EXERCISE TASK
Reproduce each line bearing the word "płytę".

DATA SHOWN
>>>>>
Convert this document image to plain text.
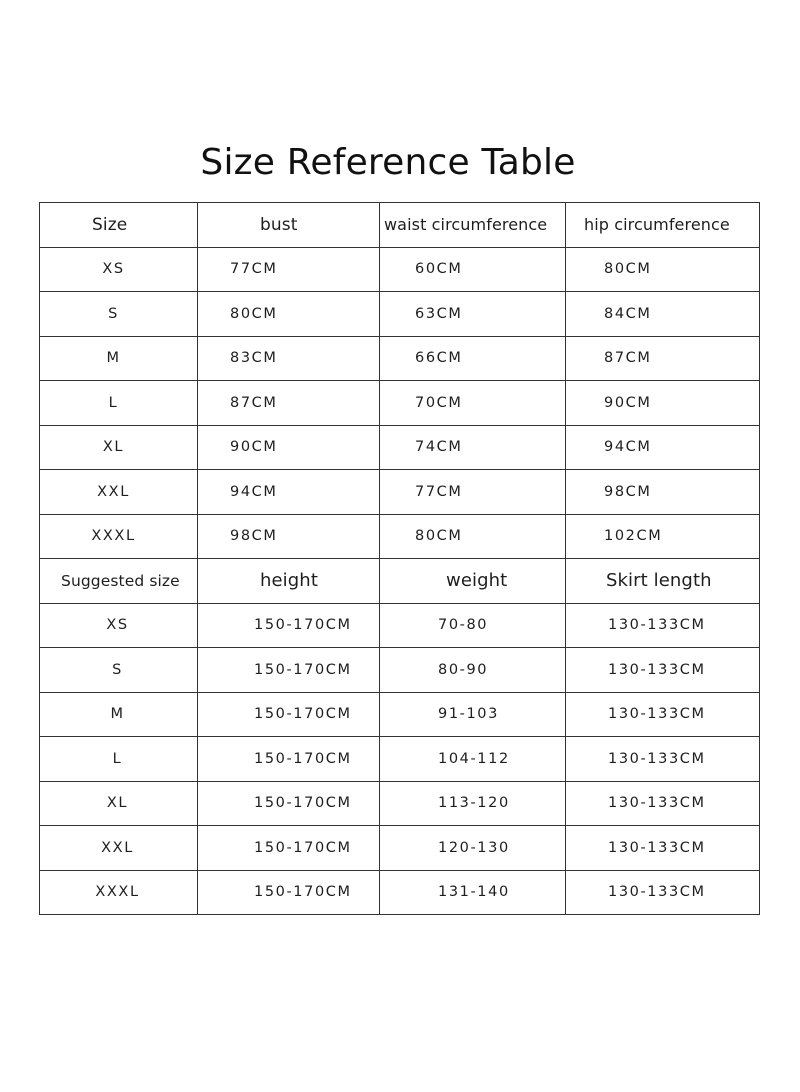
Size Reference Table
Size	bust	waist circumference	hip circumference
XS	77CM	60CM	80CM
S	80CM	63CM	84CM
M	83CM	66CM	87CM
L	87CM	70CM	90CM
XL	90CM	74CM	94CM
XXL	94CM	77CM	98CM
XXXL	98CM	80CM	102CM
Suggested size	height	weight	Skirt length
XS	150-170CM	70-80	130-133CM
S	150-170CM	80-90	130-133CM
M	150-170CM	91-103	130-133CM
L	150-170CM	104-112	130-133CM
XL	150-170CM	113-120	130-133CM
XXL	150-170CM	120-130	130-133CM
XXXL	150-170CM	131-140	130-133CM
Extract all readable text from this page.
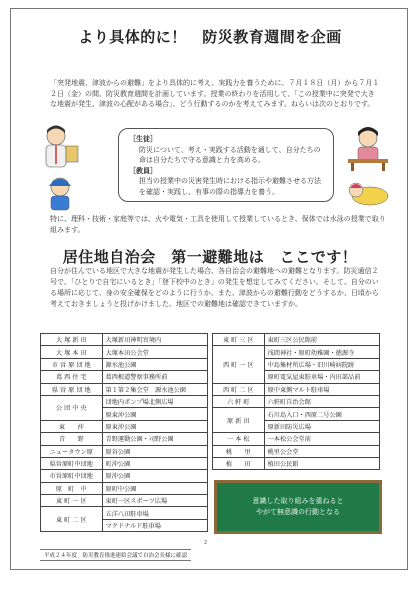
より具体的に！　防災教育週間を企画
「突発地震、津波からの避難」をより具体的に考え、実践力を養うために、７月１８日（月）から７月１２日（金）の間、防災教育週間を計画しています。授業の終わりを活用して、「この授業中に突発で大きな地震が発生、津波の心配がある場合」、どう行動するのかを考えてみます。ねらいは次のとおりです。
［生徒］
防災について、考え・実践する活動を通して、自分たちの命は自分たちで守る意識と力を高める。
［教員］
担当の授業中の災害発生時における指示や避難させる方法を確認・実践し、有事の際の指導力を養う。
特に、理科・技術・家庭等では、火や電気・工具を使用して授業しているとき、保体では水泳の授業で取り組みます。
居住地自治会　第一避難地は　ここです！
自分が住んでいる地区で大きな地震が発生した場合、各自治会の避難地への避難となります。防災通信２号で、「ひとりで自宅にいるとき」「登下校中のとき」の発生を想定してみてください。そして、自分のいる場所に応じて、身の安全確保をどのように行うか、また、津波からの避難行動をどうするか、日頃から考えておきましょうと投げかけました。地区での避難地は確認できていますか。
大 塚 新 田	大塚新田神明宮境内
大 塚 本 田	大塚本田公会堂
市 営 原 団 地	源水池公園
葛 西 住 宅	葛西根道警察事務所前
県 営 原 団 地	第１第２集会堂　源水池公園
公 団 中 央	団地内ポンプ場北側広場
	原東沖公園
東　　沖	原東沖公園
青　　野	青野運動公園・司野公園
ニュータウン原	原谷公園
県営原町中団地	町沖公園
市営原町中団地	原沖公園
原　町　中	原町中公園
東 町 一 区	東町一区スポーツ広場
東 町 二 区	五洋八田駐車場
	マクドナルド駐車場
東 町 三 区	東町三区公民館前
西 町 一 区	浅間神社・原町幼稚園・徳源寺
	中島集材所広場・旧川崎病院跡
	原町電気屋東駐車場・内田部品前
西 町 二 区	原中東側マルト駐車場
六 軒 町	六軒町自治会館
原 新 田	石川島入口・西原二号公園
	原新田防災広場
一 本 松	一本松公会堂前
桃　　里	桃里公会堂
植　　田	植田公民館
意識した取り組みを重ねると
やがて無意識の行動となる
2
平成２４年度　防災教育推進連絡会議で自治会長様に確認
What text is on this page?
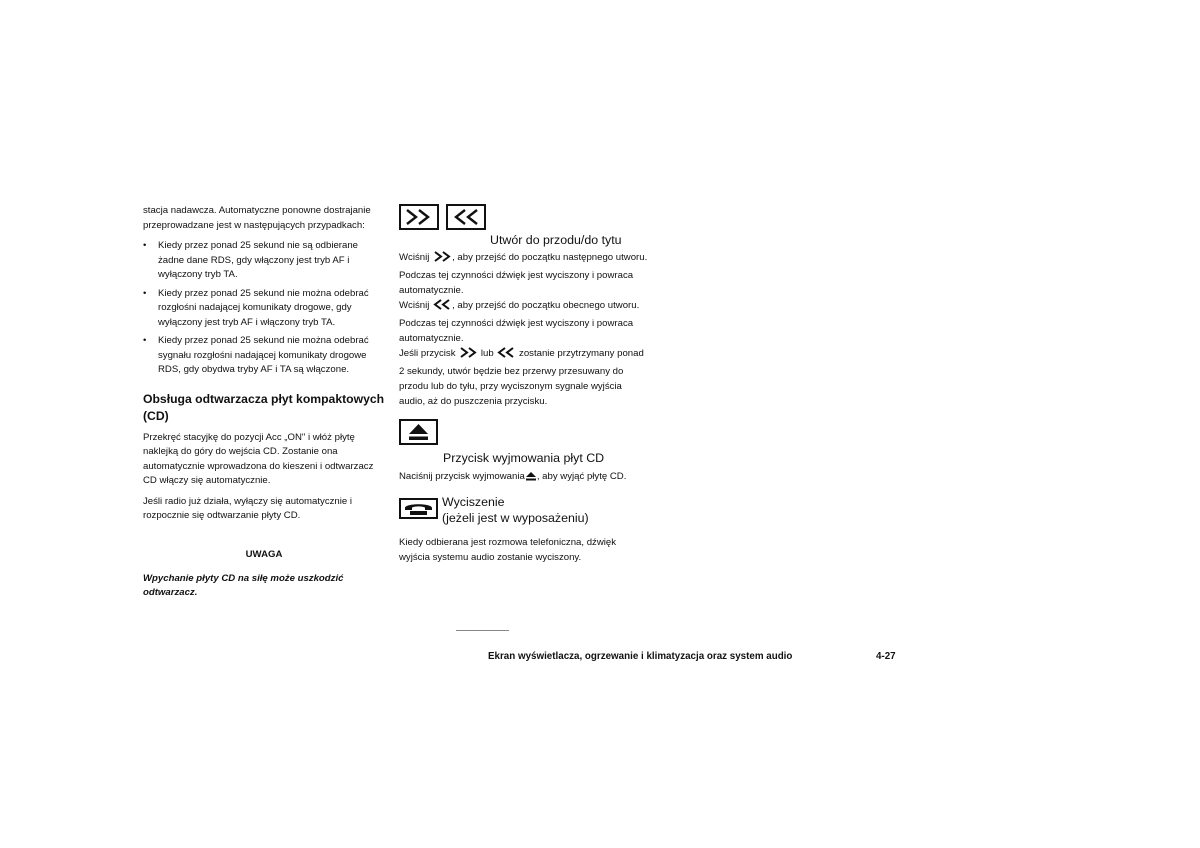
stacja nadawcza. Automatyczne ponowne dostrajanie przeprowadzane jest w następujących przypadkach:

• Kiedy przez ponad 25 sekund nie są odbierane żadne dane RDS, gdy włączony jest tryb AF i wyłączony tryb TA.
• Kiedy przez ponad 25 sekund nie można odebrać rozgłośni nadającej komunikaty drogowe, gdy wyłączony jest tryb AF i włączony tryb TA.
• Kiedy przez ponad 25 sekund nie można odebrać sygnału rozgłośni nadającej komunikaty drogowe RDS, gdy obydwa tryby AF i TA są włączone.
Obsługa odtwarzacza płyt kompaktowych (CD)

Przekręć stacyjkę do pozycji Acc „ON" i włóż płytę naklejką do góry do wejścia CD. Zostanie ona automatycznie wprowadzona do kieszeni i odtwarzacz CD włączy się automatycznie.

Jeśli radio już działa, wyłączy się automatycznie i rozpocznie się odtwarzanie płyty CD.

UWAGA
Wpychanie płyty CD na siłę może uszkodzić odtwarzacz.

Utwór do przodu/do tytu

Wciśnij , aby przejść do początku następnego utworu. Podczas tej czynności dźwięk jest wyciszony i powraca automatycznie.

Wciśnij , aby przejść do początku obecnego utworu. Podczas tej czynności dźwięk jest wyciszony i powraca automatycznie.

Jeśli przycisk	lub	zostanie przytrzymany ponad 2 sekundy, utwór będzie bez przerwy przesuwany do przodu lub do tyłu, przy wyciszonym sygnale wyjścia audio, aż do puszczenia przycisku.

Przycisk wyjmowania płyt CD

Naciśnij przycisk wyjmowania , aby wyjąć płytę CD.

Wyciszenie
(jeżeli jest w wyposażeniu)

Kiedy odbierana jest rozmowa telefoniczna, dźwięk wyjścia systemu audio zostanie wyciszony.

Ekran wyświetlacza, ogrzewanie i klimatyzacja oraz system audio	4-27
<<<<<
>>>>>
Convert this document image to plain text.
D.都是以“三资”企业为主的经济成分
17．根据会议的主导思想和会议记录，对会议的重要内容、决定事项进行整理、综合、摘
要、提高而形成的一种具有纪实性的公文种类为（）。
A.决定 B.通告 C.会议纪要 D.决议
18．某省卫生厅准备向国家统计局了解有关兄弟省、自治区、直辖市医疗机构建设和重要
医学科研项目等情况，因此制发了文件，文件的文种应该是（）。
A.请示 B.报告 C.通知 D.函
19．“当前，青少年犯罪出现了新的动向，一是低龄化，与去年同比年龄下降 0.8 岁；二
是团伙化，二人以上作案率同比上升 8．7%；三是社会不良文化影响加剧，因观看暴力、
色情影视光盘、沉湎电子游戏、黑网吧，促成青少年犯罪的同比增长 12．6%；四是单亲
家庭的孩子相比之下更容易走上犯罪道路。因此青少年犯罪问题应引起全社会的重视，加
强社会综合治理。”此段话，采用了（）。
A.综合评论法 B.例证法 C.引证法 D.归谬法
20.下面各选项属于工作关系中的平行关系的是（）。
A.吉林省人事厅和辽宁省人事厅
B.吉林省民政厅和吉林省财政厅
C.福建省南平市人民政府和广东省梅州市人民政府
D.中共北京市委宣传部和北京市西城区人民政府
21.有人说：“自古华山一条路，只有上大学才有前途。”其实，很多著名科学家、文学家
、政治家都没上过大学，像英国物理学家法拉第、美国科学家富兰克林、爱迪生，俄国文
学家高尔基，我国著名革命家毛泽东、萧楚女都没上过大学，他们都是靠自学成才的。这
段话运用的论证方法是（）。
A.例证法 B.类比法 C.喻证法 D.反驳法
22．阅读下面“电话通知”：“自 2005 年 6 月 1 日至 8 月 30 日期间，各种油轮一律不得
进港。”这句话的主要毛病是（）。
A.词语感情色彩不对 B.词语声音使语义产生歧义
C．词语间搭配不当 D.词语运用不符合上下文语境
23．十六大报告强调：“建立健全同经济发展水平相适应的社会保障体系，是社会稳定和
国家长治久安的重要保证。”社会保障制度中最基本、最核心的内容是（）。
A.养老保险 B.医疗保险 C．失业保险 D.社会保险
<<<<<
>>>>>
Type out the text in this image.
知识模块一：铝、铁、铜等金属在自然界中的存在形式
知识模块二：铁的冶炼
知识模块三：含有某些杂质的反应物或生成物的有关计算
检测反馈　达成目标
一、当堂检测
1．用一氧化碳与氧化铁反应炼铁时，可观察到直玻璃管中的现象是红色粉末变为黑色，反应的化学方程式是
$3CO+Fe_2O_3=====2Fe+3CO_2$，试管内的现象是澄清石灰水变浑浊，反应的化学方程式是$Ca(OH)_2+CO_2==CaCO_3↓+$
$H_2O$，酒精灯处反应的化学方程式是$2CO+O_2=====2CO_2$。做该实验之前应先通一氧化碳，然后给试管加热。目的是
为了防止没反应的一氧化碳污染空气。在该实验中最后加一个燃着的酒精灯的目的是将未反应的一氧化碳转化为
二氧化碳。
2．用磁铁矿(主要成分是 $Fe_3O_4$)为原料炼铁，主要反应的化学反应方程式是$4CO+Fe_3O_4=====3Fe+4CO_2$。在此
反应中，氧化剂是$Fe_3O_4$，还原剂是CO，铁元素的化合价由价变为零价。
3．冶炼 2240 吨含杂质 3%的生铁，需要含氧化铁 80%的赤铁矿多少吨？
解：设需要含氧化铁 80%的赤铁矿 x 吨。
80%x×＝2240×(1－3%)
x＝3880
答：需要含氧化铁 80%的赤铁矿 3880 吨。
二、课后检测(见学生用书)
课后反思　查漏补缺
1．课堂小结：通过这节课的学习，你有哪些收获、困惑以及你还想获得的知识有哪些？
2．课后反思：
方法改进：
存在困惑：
<<<<<
THE COMPLETED TASK
Przekręć stacyjkę do pozycji Acc „ON" i włóż płytę naklejką do góry do wejścia CD. Zostanie ona automatycznie wprowadzona do kieszeni i odtwarzacz CD włączy się automatycznie.
Naciśnij przycisk wyjmowania , aby wyjąć płytę CD.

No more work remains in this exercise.